→ Problem statement
Below is the data. Give it again, complete and exact.

→ Material shown
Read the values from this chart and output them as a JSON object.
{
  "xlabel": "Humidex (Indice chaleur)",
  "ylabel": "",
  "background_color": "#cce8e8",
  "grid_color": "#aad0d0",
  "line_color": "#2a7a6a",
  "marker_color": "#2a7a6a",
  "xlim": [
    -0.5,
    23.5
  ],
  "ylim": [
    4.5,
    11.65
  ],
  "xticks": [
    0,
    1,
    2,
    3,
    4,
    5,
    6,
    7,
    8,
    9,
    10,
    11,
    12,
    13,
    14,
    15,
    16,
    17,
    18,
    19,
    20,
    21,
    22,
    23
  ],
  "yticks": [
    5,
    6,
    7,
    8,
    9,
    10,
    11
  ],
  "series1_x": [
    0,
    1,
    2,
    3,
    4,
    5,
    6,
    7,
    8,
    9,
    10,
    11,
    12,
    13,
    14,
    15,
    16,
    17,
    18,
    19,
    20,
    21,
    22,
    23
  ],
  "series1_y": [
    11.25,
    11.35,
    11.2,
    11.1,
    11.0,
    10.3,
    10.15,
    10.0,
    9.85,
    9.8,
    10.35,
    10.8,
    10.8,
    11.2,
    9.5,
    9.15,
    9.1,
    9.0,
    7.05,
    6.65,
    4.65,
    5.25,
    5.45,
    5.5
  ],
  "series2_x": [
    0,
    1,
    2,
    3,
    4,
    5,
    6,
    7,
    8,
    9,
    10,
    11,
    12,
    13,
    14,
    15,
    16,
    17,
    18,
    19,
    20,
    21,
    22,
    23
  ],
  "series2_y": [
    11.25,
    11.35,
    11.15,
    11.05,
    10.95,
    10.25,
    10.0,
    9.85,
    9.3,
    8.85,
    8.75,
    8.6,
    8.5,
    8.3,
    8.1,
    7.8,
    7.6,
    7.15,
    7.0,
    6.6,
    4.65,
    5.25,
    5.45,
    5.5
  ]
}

→ Reply to the exercise
Read the values from this chart and output them as a JSON object.
{
  "xlabel": "Humidex (Indice chaleur)",
  "ylabel": "",
  "background_color": "#cce8e8",
  "grid_color": "#aad0d0",
  "line_color": "#2a7a6a",
  "marker_color": "#2a7a6a",
  "xlim": [
    -0.5,
    23.5
  ],
  "ylim": [
    4.5,
    11.65
  ],
  "xticks": [
    0,
    1,
    2,
    3,
    4,
    5,
    6,
    7,
    8,
    9,
    10,
    11,
    12,
    13,
    14,
    15,
    16,
    17,
    18,
    19,
    20,
    21,
    22,
    23
  ],
  "yticks": [
    5,
    6,
    7,
    8,
    9,
    10,
    11
  ],
  "series1_x": [
    0,
    1,
    2,
    3,
    4,
    5,
    6,
    7,
    8,
    9,
    10,
    11,
    12,
    13,
    14,
    15,
    16,
    17,
    18,
    19,
    20,
    21,
    22,
    23
  ],
  "series1_y": [
    11.25,
    11.35,
    11.2,
    11.1,
    11.0,
    10.3,
    10.15,
    10.0,
    9.85,
    9.8,
    10.35,
    10.8,
    10.8,
    11.2,
    9.5,
    9.15,
    9.1,
    9.0,
    7.05,
    6.65,
    4.65,
    5.25,
    5.45,
    5.5
  ],
  "series2_x": [
    0,
    1,
    2,
    3,
    4,
    5,
    6,
    7,
    8,
    9,
    10,
    11,
    12,
    13,
    14,
    15,
    16,
    17,
    18,
    19,
    20,
    21,
    22,
    23
  ],
  "series2_y": [
    11.25,
    11.35,
    11.15,
    11.05,
    10.95,
    10.25,
    10.0,
    9.85,
    9.3,
    8.85,
    8.75,
    8.6,
    8.5,
    8.3,
    8.1,
    7.8,
    7.6,
    7.15,
    7.0,
    6.6,
    4.65,
    5.25,
    5.45,
    5.5
  ]
}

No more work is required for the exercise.